* _WHAT THE EXERCISE ASKS_
Scan the records for the word "within". Copy each line that includes it.

(Extracted data entries)
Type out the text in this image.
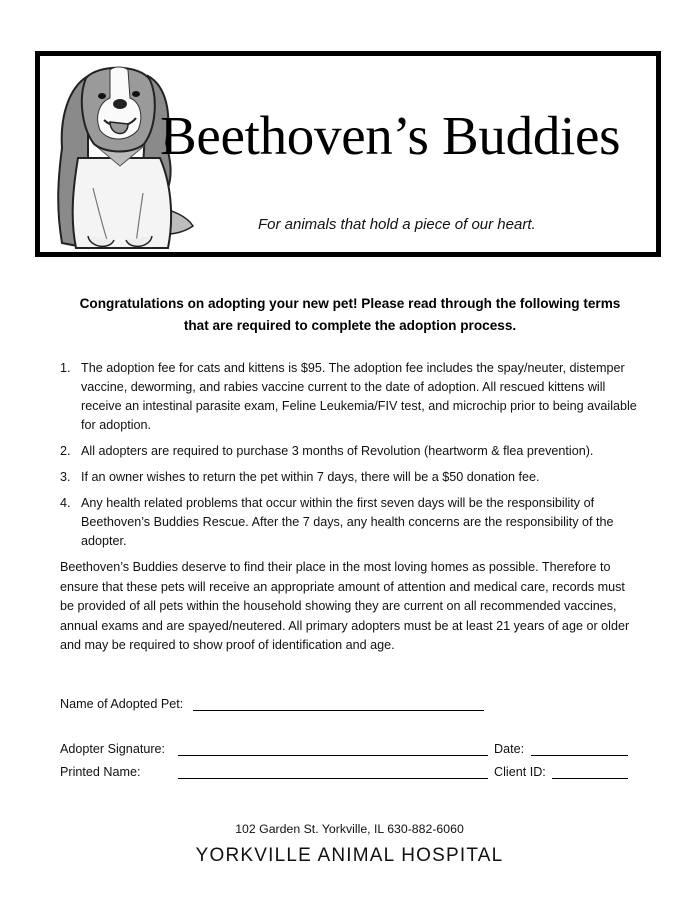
Beethoven’s Buddies
For animals that hold a piece of our heart.
Congratulations on adopting your new pet! Please read through the following terms
that are required to complete the adoption process.
1. The adoption fee for cats and kittens is $95. The adoption fee includes the spay/neuter, distemper vaccine, deworming, and rabies vaccine current to the date of adoption. All rescued kittens will receive an intestinal parasite exam, Feline Leukemia/FIV test, and microchip prior to being available for adoption.
2. All adopters are required to purchase 3 months of Revolution (heartworm & flea prevention).
3. If an owner wishes to return the pet within 7 days, there will be a $50 donation fee.
4. Any health related problems that occur within the first seven days will be the responsibility of Beethoven’s Buddies Rescue. After the 7 days, any health concerns are the responsibility of the adopter.
Beethoven’s Buddies deserve to find their place in the most loving homes as possible. Therefore to ensure that these pets will receive an appropriate amount of attention and medical care, records must be provided of all pets within the household showing they are current on all recommended vaccines, annual exams and are spayed/neutered. All primary adopters must be at least 21 years of age or older and may be required to show proof of identification and age.
Name of Adopted Pet:
Adopter Signature:	Date:
Printed Name:	Client ID:
102 Garden St. Yorkville, IL 630-882-6060
YORKVILLE ANIMAL HOSPITAL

* _WORKED ANSWER_
3. If an owner wishes to return the pet within 7 days, there will be a $50 donation fee.
4. Any health related problems that occur within the first seven days will be the responsibility of Beethoven’s Buddies Rescue. After the 7 days, any health concerns are the responsibility of the adopter.
Beethoven’s Buddies deserve to find their place in the most loving homes as possible. Therefore to ensure that these pets will receive an appropriate amount of attention and medical care, records must be provided of all pets within the household showing they are current on all recommended vaccines, annual exams and are spayed/neutered. All primary adopters must be at least 21 years of age or older and may be required to show proof of identification and age.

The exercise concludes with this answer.